— Task to carry out —
Pictures aside, write out every record exactly as it appears.

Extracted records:
────────

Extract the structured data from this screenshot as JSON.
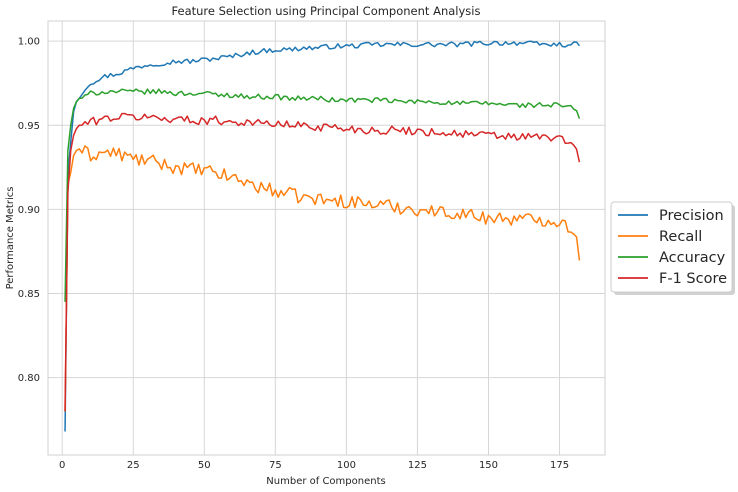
{
  "chart_data": {
    "type": "line",
    "title": "Feature Selection using Principal Component Analysis",
    "xlabel": "Number of Components",
    "ylabel": "Performance Metrics",
    "xlim": [
      -5,
      191
    ],
    "ylim": [
      0.754,
      1.012
    ],
    "xticks": [
      0,
      25,
      50,
      75,
      100,
      125,
      150,
      175
    ],
    "xtick_labels": [
      "0",
      "25",
      "50",
      "75",
      "100",
      "125",
      "150",
      "175"
    ],
    "yticks": [
      0.8,
      0.85,
      0.9,
      0.95,
      1.0
    ],
    "ytick_labels": [
      "0.80",
      "0.85",
      "0.90",
      "0.95",
      "1.00"
    ],
    "grid": true,
    "legend_position": "right",
    "x_start": 1,
    "x_end": 182,
    "series": [
      {
        "name": "Precision",
        "color": "#1f77b4",
        "anchors": [
          [
            1,
            0.768
          ],
          [
            2,
            0.92
          ],
          [
            3,
            0.94
          ],
          [
            4,
            0.958
          ],
          [
            5,
            0.964
          ],
          [
            6,
            0.966
          ],
          [
            8,
            0.972
          ],
          [
            10,
            0.975
          ],
          [
            12,
            0.977
          ],
          [
            15,
            0.979
          ],
          [
            20,
            0.981
          ],
          [
            25,
            0.984
          ],
          [
            30,
            0.986
          ],
          [
            35,
            0.987
          ],
          [
            40,
            0.988
          ],
          [
            45,
            0.988
          ],
          [
            50,
            0.989
          ],
          [
            55,
            0.99
          ],
          [
            60,
            0.991
          ],
          [
            65,
            0.993
          ],
          [
            70,
            0.994
          ],
          [
            75,
            0.995
          ],
          [
            80,
            0.995
          ],
          [
            85,
            0.996
          ],
          [
            90,
            0.996
          ],
          [
            95,
            0.997
          ],
          [
            100,
            0.997
          ],
          [
            110,
            0.998
          ],
          [
            120,
            0.998
          ],
          [
            130,
            0.998
          ],
          [
            140,
            0.998
          ],
          [
            150,
            0.999
          ],
          [
            160,
            0.999
          ],
          [
            170,
            0.998
          ],
          [
            175,
            0.998
          ],
          [
            182,
            0.998
          ]
        ],
        "noise": 0.0015
      },
      {
        "name": "Recall",
        "color": "#ff7f0e",
        "anchors": [
          [
            1,
            0.78
          ],
          [
            2,
            0.915
          ],
          [
            3,
            0.922
          ],
          [
            4,
            0.932
          ],
          [
            5,
            0.935
          ],
          [
            6,
            0.936
          ],
          [
            8,
            0.934
          ],
          [
            10,
            0.932
          ],
          [
            15,
            0.934
          ],
          [
            20,
            0.933
          ],
          [
            25,
            0.93
          ],
          [
            30,
            0.929
          ],
          [
            35,
            0.927
          ],
          [
            40,
            0.925
          ],
          [
            45,
            0.924
          ],
          [
            50,
            0.923
          ],
          [
            55,
            0.921
          ],
          [
            60,
            0.919
          ],
          [
            65,
            0.916
          ],
          [
            70,
            0.913
          ],
          [
            75,
            0.911
          ],
          [
            80,
            0.909
          ],
          [
            85,
            0.907
          ],
          [
            90,
            0.906
          ],
          [
            95,
            0.905
          ],
          [
            100,
            0.905
          ],
          [
            105,
            0.904
          ],
          [
            110,
            0.903
          ],
          [
            115,
            0.902
          ],
          [
            120,
            0.901
          ],
          [
            125,
            0.9
          ],
          [
            130,
            0.899
          ],
          [
            135,
            0.898
          ],
          [
            140,
            0.898
          ],
          [
            145,
            0.896
          ],
          [
            150,
            0.895
          ],
          [
            155,
            0.895
          ],
          [
            160,
            0.894
          ],
          [
            165,
            0.894
          ],
          [
            170,
            0.894
          ],
          [
            175,
            0.893
          ],
          [
            180,
            0.888
          ],
          [
            182,
            0.872
          ]
        ],
        "noise": 0.004
      },
      {
        "name": "Accuracy",
        "color": "#2ca02c",
        "anchors": [
          [
            1,
            0.845
          ],
          [
            2,
            0.935
          ],
          [
            3,
            0.95
          ],
          [
            4,
            0.96
          ],
          [
            5,
            0.964
          ],
          [
            6,
            0.966
          ],
          [
            8,
            0.967
          ],
          [
            10,
            0.969
          ],
          [
            15,
            0.97
          ],
          [
            20,
            0.97
          ],
          [
            25,
            0.97
          ],
          [
            30,
            0.97
          ],
          [
            35,
            0.97
          ],
          [
            40,
            0.969
          ],
          [
            45,
            0.969
          ],
          [
            50,
            0.969
          ],
          [
            55,
            0.968
          ],
          [
            60,
            0.968
          ],
          [
            65,
            0.967
          ],
          [
            70,
            0.967
          ],
          [
            75,
            0.967
          ],
          [
            80,
            0.966
          ],
          [
            85,
            0.966
          ],
          [
            90,
            0.966
          ],
          [
            95,
            0.965
          ],
          [
            100,
            0.965
          ],
          [
            110,
            0.965
          ],
          [
            120,
            0.964
          ],
          [
            130,
            0.964
          ],
          [
            140,
            0.963
          ],
          [
            150,
            0.963
          ],
          [
            160,
            0.962
          ],
          [
            170,
            0.962
          ],
          [
            175,
            0.962
          ],
          [
            180,
            0.96
          ],
          [
            182,
            0.955
          ]
        ],
        "noise": 0.0015
      },
      {
        "name": "F-1 Score",
        "color": "#d62728",
        "anchors": [
          [
            1,
            0.78
          ],
          [
            2,
            0.91
          ],
          [
            3,
            0.935
          ],
          [
            4,
            0.944
          ],
          [
            5,
            0.948
          ],
          [
            6,
            0.95
          ],
          [
            8,
            0.951
          ],
          [
            10,
            0.952
          ],
          [
            15,
            0.954
          ],
          [
            20,
            0.955
          ],
          [
            25,
            0.955
          ],
          [
            30,
            0.955
          ],
          [
            35,
            0.954
          ],
          [
            40,
            0.954
          ],
          [
            45,
            0.953
          ],
          [
            50,
            0.953
          ],
          [
            55,
            0.953
          ],
          [
            60,
            0.952
          ],
          [
            65,
            0.952
          ],
          [
            70,
            0.951
          ],
          [
            75,
            0.951
          ],
          [
            80,
            0.95
          ],
          [
            85,
            0.95
          ],
          [
            90,
            0.949
          ],
          [
            95,
            0.949
          ],
          [
            100,
            0.948
          ],
          [
            110,
            0.947
          ],
          [
            120,
            0.947
          ],
          [
            130,
            0.946
          ],
          [
            140,
            0.945
          ],
          [
            150,
            0.944
          ],
          [
            160,
            0.943
          ],
          [
            170,
            0.943
          ],
          [
            175,
            0.942
          ],
          [
            180,
            0.938
          ],
          [
            182,
            0.93
          ]
        ],
        "noise": 0.0025
      }
    ]
  }
}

────────

— Written solution —
Extract the structured data from this screenshot as JSON.
{
  "chart_data": {
    "type": "line",
    "title": "Feature Selection using Principal Component Analysis",
    "xlabel": "Number of Components",
    "ylabel": "Performance Metrics",
    "xlim": [
      -5,
      191
    ],
    "ylim": [
      0.754,
      1.012
    ],
    "xticks": [
      0,
      25,
      50,
      75,
      100,
      125,
      150,
      175
    ],
    "xtick_labels": [
      "0",
      "25",
      "50",
      "75",
      "100",
      "125",
      "150",
      "175"
    ],
    "yticks": [
      0.8,
      0.85,
      0.9,
      0.95,
      1.0
    ],
    "ytick_labels": [
      "0.80",
      "0.85",
      "0.90",
      "0.95",
      "1.00"
    ],
    "grid": true,
    "legend_position": "right",
    "x_start": 1,
    "x_end": 182,
    "series": [
      {
        "name": "Precision",
        "color": "#1f77b4",
        "anchors": [
          [
            1,
            0.768
          ],
          [
            2,
            0.92
          ],
          [
            3,
            0.94
          ],
          [
            4,
            0.958
          ],
          [
            5,
            0.964
          ],
          [
            6,
            0.966
          ],
          [
            8,
            0.972
          ],
          [
            10,
            0.975
          ],
          [
            12,
            0.977
          ],
          [
            15,
            0.979
          ],
          [
            20,
            0.981
          ],
          [
            25,
            0.984
          ],
          [
            30,
            0.986
          ],
          [
            35,
            0.987
          ],
          [
            40,
            0.988
          ],
          [
            45,
            0.988
          ],
          [
            50,
            0.989
          ],
          [
            55,
            0.99
          ],
          [
            60,
            0.991
          ],
          [
            65,
            0.993
          ],
          [
            70,
            0.994
          ],
          [
            75,
            0.995
          ],
          [
            80,
            0.995
          ],
          [
            85,
            0.996
          ],
          [
            90,
            0.996
          ],
          [
            95,
            0.997
          ],
          [
            100,
            0.997
          ],
          [
            110,
            0.998
          ],
          [
            120,
            0.998
          ],
          [
            130,
            0.998
          ],
          [
            140,
            0.998
          ],
          [
            150,
            0.999
          ],
          [
            160,
            0.999
          ],
          [
            170,
            0.998
          ],
          [
            175,
            0.998
          ],
          [
            182,
            0.998
          ]
        ],
        "noise": 0.0015
      },
      {
        "name": "Recall",
        "color": "#ff7f0e",
        "anchors": [
          [
            1,
            0.78
          ],
          [
            2,
            0.915
          ],
          [
            3,
            0.922
          ],
          [
            4,
            0.932
          ],
          [
            5,
            0.935
          ],
          [
            6,
            0.936
          ],
          [
            8,
            0.934
          ],
          [
            10,
            0.932
          ],
          [
            15,
            0.934
          ],
          [
            20,
            0.933
          ],
          [
            25,
            0.93
          ],
          [
            30,
            0.929
          ],
          [
            35,
            0.927
          ],
          [
            40,
            0.925
          ],
          [
            45,
            0.924
          ],
          [
            50,
            0.923
          ],
          [
            55,
            0.921
          ],
          [
            60,
            0.919
          ],
          [
            65,
            0.916
          ],
          [
            70,
            0.913
          ],
          [
            75,
            0.911
          ],
          [
            80,
            0.909
          ],
          [
            85,
            0.907
          ],
          [
            90,
            0.906
          ],
          [
            95,
            0.905
          ],
          [
            100,
            0.905
          ],
          [
            105,
            0.904
          ],
          [
            110,
            0.903
          ],
          [
            115,
            0.902
          ],
          [
            120,
            0.901
          ],
          [
            125,
            0.9
          ],
          [
            130,
            0.899
          ],
          [
            135,
            0.898
          ],
          [
            140,
            0.898
          ],
          [
            145,
            0.896
          ],
          [
            150,
            0.895
          ],
          [
            155,
            0.895
          ],
          [
            160,
            0.894
          ],
          [
            165,
            0.894
          ],
          [
            170,
            0.894
          ],
          [
            175,
            0.893
          ],
          [
            180,
            0.888
          ],
          [
            182,
            0.872
          ]
        ],
        "noise": 0.004
      },
      {
        "name": "Accuracy",
        "color": "#2ca02c",
        "anchors": [
          [
            1,
            0.845
          ],
          [
            2,
            0.935
          ],
          [
            3,
            0.95
          ],
          [
            4,
            0.96
          ],
          [
            5,
            0.964
          ],
          [
            6,
            0.966
          ],
          [
            8,
            0.967
          ],
          [
            10,
            0.969
          ],
          [
            15,
            0.97
          ],
          [
            20,
            0.97
          ],
          [
            25,
            0.97
          ],
          [
            30,
            0.97
          ],
          [
            35,
            0.97
          ],
          [
            40,
            0.969
          ],
          [
            45,
            0.969
          ],
          [
            50,
            0.969
          ],
          [
            55,
            0.968
          ],
          [
            60,
            0.968
          ],
          [
            65,
            0.967
          ],
          [
            70,
            0.967
          ],
          [
            75,
            0.967
          ],
          [
            80,
            0.966
          ],
          [
            85,
            0.966
          ],
          [
            90,
            0.966
          ],
          [
            95,
            0.965
          ],
          [
            100,
            0.965
          ],
          [
            110,
            0.965
          ],
          [
            120,
            0.964
          ],
          [
            130,
            0.964
          ],
          [
            140,
            0.963
          ],
          [
            150,
            0.963
          ],
          [
            160,
            0.962
          ],
          [
            170,
            0.962
          ],
          [
            175,
            0.962
          ],
          [
            180,
            0.96
          ],
          [
            182,
            0.955
          ]
        ],
        "noise": 0.0015
      },
      {
        "name": "F-1 Score",
        "color": "#d62728",
        "anchors": [
          [
            1,
            0.78
          ],
          [
            2,
            0.91
          ],
          [
            3,
            0.935
          ],
          [
            4,
            0.944
          ],
          [
            5,
            0.948
          ],
          [
            6,
            0.95
          ],
          [
            8,
            0.951
          ],
          [
            10,
            0.952
          ],
          [
            15,
            0.954
          ],
          [
            20,
            0.955
          ],
          [
            25,
            0.955
          ],
          [
            30,
            0.955
          ],
          [
            35,
            0.954
          ],
          [
            40,
            0.954
          ],
          [
            45,
            0.953
          ],
          [
            50,
            0.953
          ],
          [
            55,
            0.953
          ],
          [
            60,
            0.952
          ],
          [
            65,
            0.952
          ],
          [
            70,
            0.951
          ],
          [
            75,
            0.951
          ],
          [
            80,
            0.95
          ],
          [
            85,
            0.95
          ],
          [
            90,
            0.949
          ],
          [
            95,
            0.949
          ],
          [
            100,
            0.948
          ],
          [
            110,
            0.947
          ],
          [
            120,
            0.947
          ],
          [
            130,
            0.946
          ],
          [
            140,
            0.945
          ],
          [
            150,
            0.944
          ],
          [
            160,
            0.943
          ],
          [
            170,
            0.943
          ],
          [
            175,
            0.942
          ],
          [
            180,
            0.938
          ],
          [
            182,
            0.93
          ]
        ],
        "noise": 0.0025
      }
    ]
  }
}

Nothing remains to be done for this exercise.